* begin MATERIAL SUPPLIED *

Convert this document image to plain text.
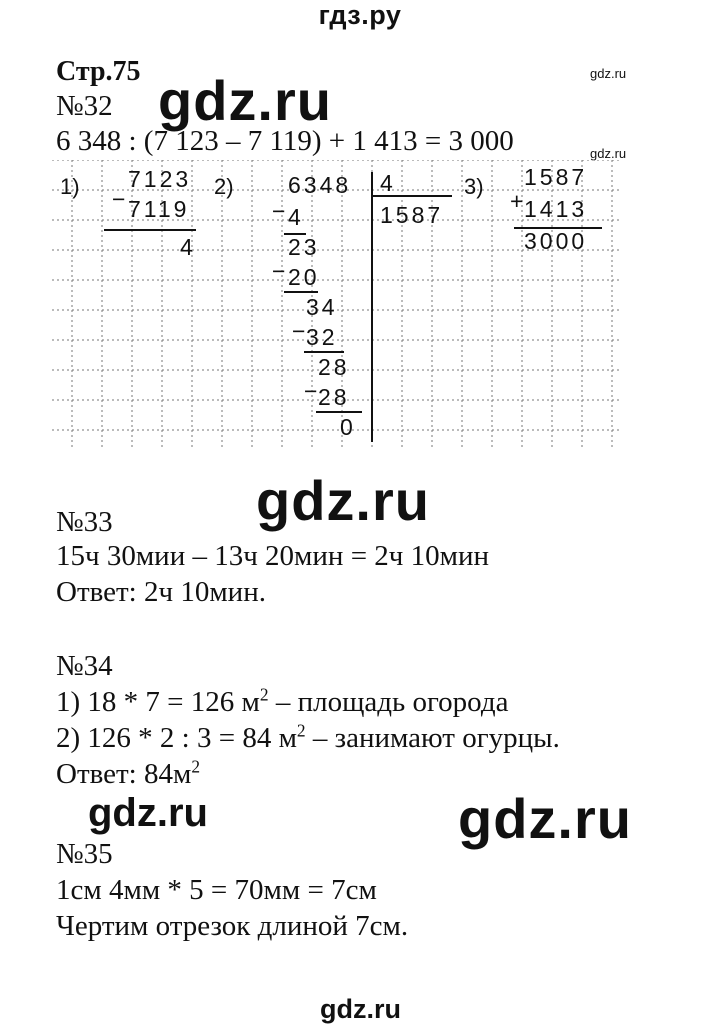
гдз.ру
gdz.ru	gdz.ru
gdz.ru
gdz.ru
gdz.ru	gdz.ru
gdz.ru
Стр.75
№32
6 348 : (7 123 – 7 119) + 1 413 = 3 000
1) 7123
− 7119
4
2) 6348 4
1587
− 4
23
− 20
34
−
32
28
−
28
0
3) 1587
+
1413
3000
№33
15ч 30мии – 13ч 20мин = 2ч 10мин
Ответ: 2ч 10мин.
№34
1) 18 * 7 = 126 $м^2$ – площадь огорода
2) 126 * 2 : 3 = 84 $м^2$ – занимают огурцы.
Ответ: $84м^2$
№35
1см 4мм * 5 = 70мм = 7см
Чертим отрезок длиной 7см.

* end MATERIAL SUPPLIED *

*EXERCISE INSTRUCTIONS*: Drop the images and quote the entries word for word.

*RESULT OF THE TASK*:
Convert this document image to plain text.
гдз.ру
gdz.ru	gdz.ru
gdz.ru
gdz.ru
gdz.ru	gdz.ru
gdz.ru
Стр.75
№32
6 348 : (7 123 – 7 119) + 1 413 = 3 000
1) 7123
− 7119
4
2) 6348 4
1587
− 4
23
− 20
34
−
32
28
−
28
0
3) 1587
+
1413
3000
№33
15ч 30мии – 13ч 20мин = 2ч 10мин
Ответ: 2ч 10мин.
№34
1) 18 * 7 = 126 $м^2$ – площадь огорода
2) 126 * 2 : 3 = 84 $м^2$ – занимают огурцы.
Ответ: $84м^2$
№35
1см 4мм * 5 = 70мм = 7см
Чертим отрезок длиной 7см.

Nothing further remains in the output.